#### [PAGE]
>>>>

COSC 201: Computer Organization

Lab 10: Data Caches

Purpose
Learn how caches affect program performance.
Method
Work in teams of 2 to analyze the effects of different cache organizations. We will use MIPS code and the MARS MIPS simulator for this lab. Although the code is in a different assembly language, you should be able to see how it works. The matrix multiplication in MatMult.s does the standard three loop algorithm for multiplying two matrices. The version in MatMult3a.s uses block multiplication (see pages 427-430 in the text).
Preparation
Read chapter 5 in the text.
Files to Use
version1: MatMult.s, MatMultDriver.s
        version2: MatMult.s, MatMultDriver2.s
version3: MatMult.s, MatMultDriver3.s
        version3a: MatMult3a.s, MatMultDriver3.s
(note: files with the same name are the same)
          All files in a zip file
Cache diagrams -- can be used to map cache usage, make as many copies as you need. (Word version of diagrams)
What to Hand In
Each team must turn in a written report . The report should explain how the different types of data cache affect performance, and how alternate program organization can take advantage the cache characteristics.

The basic program is simple matrix multiplication: Z = X * Y, where X and Y are square matrices. Different versions of MatMultDriver will have different memory layouts or different size matrices. MatMult uses the standard three loop matrix multiplication algorithm, whereas MatMult3a uses a block multiplication algorithm.


Version 1

The matrices to be multiplied in this version are 8x8 matrices of integers, contiguous in memory (as you can see from the data portion of MatMultDriver.s)

In the MARS simulator select the Data Cache Simulator from the tools menu. For the first run of the program, set the cache parameters as follows:

        Placement policy: Direct Mapping
        Number of blocks: 256
        Cache Block size(words): 1

Load the MatMult.s program from the version 1 file. Set break points for the line just before the jal MatMult line and for the line just after. Assemble the files (assemble all in directory, no delayed branch). Run the simulation to the break point, click to connect the data cache simulator. Run to the second break point. Disconnect the data cache simulator. Run to the end. Note: we use the break points so we are counting the cache performance only for the multiplication, not for the printing of the matrices.

Stretch the Data Cache Simulator window up and down, if necessary, to see the cache hit and miss statistics. Record these. In your report, explain the observed miss percentage by describing how the data values are stored and located in the cache.

<<<<

#### [TASKS FOR THIS EXERCISE]
(1) What cache block size, in words, does the lab page specify for the first Version 1 run?
(2) In the rows, retype verbatim the stretch from the line containing "593, 346, 598]" through the line containing "338, 651, 343]".
The lab page and the rows are unrelated sources.

#### [MATERIAL PROVIDED]
>>>>

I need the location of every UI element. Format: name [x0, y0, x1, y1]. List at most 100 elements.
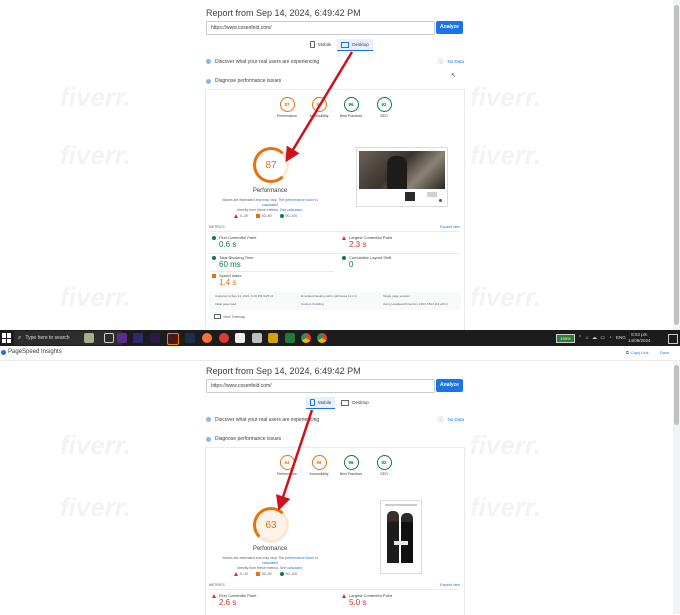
fail-icon	[342, 593, 346, 598]
chrome-icon[interactable]	[317, 333, 327, 343]
report-title: Report from Sep 14, 2024, 6:49:42 PM	[206, 366, 361, 376]
chrome-icon[interactable]	[301, 333, 311, 343]
calculator-link[interactable]: See calculator.	[280, 566, 303, 570]
category-seo[interactable]: 92 SEO	[374, 455, 394, 476]
clock-date: 14/09/2024	[628, 338, 651, 343]
copy-link-button[interactable]: ⧉ Copy Link	[626, 350, 649, 355]
tab-desktop[interactable]: Desktop	[337, 397, 373, 408]
clock[interactable]: 8:03 pm 14/09/2024	[628, 332, 651, 344]
category-accessibility[interactable]: 69 Accessibility	[306, 97, 332, 118]
category-score: 92	[376, 97, 392, 112]
tab-mobile-label: Mobile	[318, 400, 332, 405]
note-text: directly from these metrics.	[237, 566, 279, 570]
weather-icon[interactable]	[84, 333, 94, 343]
pass-icon	[212, 255, 216, 260]
legend-fail: 0–49	[240, 572, 248, 576]
watermark: fiverr.	[470, 430, 541, 460]
watermark: fiverr.	[470, 492, 541, 522]
category-performance[interactable]: 87 Performance	[276, 97, 298, 118]
app-icon[interactable]	[268, 333, 278, 343]
tab-desktop-label: Desktop	[352, 42, 369, 47]
metric-label: Cumulative Layout Shift	[349, 255, 392, 260]
app-icon[interactable]	[133, 333, 143, 343]
scrollbar-thumb[interactable]	[674, 5, 679, 325]
report-panel: 63 Performance 69 Accessibility 96 Best …	[205, 447, 465, 615]
firefox-icon[interactable]	[202, 333, 212, 343]
app-icon[interactable]	[235, 333, 245, 343]
legend-average: 50–89	[261, 572, 272, 576]
performance-gauge: 87	[253, 147, 289, 183]
category-performance[interactable]: 63 Performance	[276, 455, 298, 476]
run-info-item: Using HeadlessChromium 128.0.6613.113 wi…	[383, 302, 448, 306]
app-icon[interactable]	[285, 333, 295, 343]
app-icon[interactable]	[167, 333, 179, 345]
language-indicator[interactable]: ENG	[616, 335, 626, 340]
no-data-link[interactable]: No Data	[447, 417, 464, 422]
notification-icon[interactable]	[668, 334, 678, 344]
expand-view-link[interactable]: Expand view	[440, 583, 460, 587]
diagnose-row[interactable]: Diagnose performance issues	[206, 78, 281, 84]
cursor-icon: ↖	[451, 73, 457, 79]
watermark: fiverr.	[470, 140, 541, 170]
tab-mobile[interactable]: Mobile	[306, 39, 335, 50]
scrollbar-thumb[interactable]	[674, 365, 679, 425]
category-best-practices[interactable]: 96 Best Practices	[338, 97, 364, 118]
app-icon[interactable]	[117, 333, 127, 343]
page-scrollbar[interactable]	[673, 0, 680, 330]
analyze-button[interactable]: Analyze	[436, 21, 463, 34]
category-label: Accessibility	[309, 114, 329, 118]
metric-lcp: Largest Contentful Paint 5.0 s	[342, 593, 392, 607]
discover-text: Discover what your real users are experi…	[215, 416, 320, 423]
url-input[interactable]: https://www.cosenfeld.com/	[206, 21, 435, 35]
app-icon[interactable]	[150, 333, 160, 343]
analyze-button[interactable]: Analyze	[436, 379, 463, 392]
note-text: directly from these metrics.	[237, 208, 279, 212]
view-treemap-label: View Treemap	[223, 314, 246, 319]
view-treemap-button[interactable]: View Treemap	[214, 314, 245, 319]
taskbar-search-placeholder: Type here to search	[25, 335, 70, 341]
users-icon	[206, 417, 211, 422]
app-title[interactable]: PageSpeed Insights	[8, 349, 62, 355]
score-legend: 0–49 50–89 90–100	[234, 572, 297, 576]
watermark: fiverr.	[60, 282, 131, 312]
category-accessibility[interactable]: 69 Accessibility	[306, 455, 332, 476]
metric-value: 60 ms	[219, 260, 241, 269]
category-label: SEO	[380, 472, 388, 476]
metric-value: 1.4 s	[219, 278, 237, 287]
metrics-divider	[209, 271, 334, 272]
no-data-link[interactable]: No Data	[447, 59, 464, 64]
task-view-icon[interactable]	[104, 333, 114, 343]
category-best-practices[interactable]: 96 Best Practices	[338, 455, 364, 476]
metric-fcp: First Contentful Paint 0.6 s	[212, 235, 256, 249]
battery-indicator[interactable]: 100%	[556, 334, 575, 343]
tab-desktop[interactable]: Desktop	[337, 39, 373, 51]
docs-link[interactable]: Docs	[660, 350, 669, 355]
app-icon[interactable]	[185, 333, 195, 343]
note-text: Values are estimated and may vary. The	[222, 556, 285, 560]
page-scrollbar[interactable]	[673, 361, 680, 614]
metrics-divider	[209, 253, 459, 254]
discover-row[interactable]: Discover what your real users are experi…	[206, 416, 464, 423]
diagnose-row[interactable]: Diagnose performance issues	[206, 436, 281, 442]
legend-pass: 90–100	[285, 214, 298, 218]
app-icon[interactable]	[252, 333, 262, 343]
category-score: 63	[279, 455, 295, 470]
fail-icon	[234, 214, 238, 218]
tray-icons[interactable]: ⌃ ⌂ ☁ ▭ ◔	[578, 335, 613, 341]
discover-row[interactable]: Discover what your real users are experi…	[206, 58, 464, 65]
url-input[interactable]: https://www.cosenfeld.com/	[206, 379, 435, 393]
category-seo[interactable]: 92 SEO	[374, 97, 394, 118]
app-icon[interactable]	[219, 333, 229, 343]
metrics-heading: METRICS	[209, 225, 225, 229]
category-label: Best Practices	[339, 472, 363, 476]
tab-mobile[interactable]: Mobile	[306, 397, 336, 409]
calculator-link[interactable]: See calculator.	[280, 208, 303, 212]
category-label: SEO	[380, 114, 388, 118]
pass-icon	[342, 255, 346, 260]
psi-logo-icon	[1, 350, 6, 355]
metrics-heading: METRICS	[209, 583, 225, 587]
page-screenshot	[380, 500, 422, 574]
search-icon: ⌕	[18, 334, 22, 341]
start-button[interactable]	[2, 333, 12, 343]
expand-view-link[interactable]: Expand view	[440, 225, 460, 229]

<<<<

#### [SOLUTIONS TO EACH TASK]
(1) 1 word.

(2)
fail-icon	[342, 593, 346, 598]
chrome-icon[interactable]	[317, 333, 327, 343]
report-title: Report from Sep 14, 2024, 6:49:42 PM	[206, 366, 361, 376]
chrome-icon[interactable]	[301, 333, 311, 343]
calculator-link[interactable]: See calculator.	[280, 566, 303, 570]
category-seo[interactable]: 92 SEO	[374, 455, 394, 476]
clock-date: 14/09/2024	[628, 338, 651, 343]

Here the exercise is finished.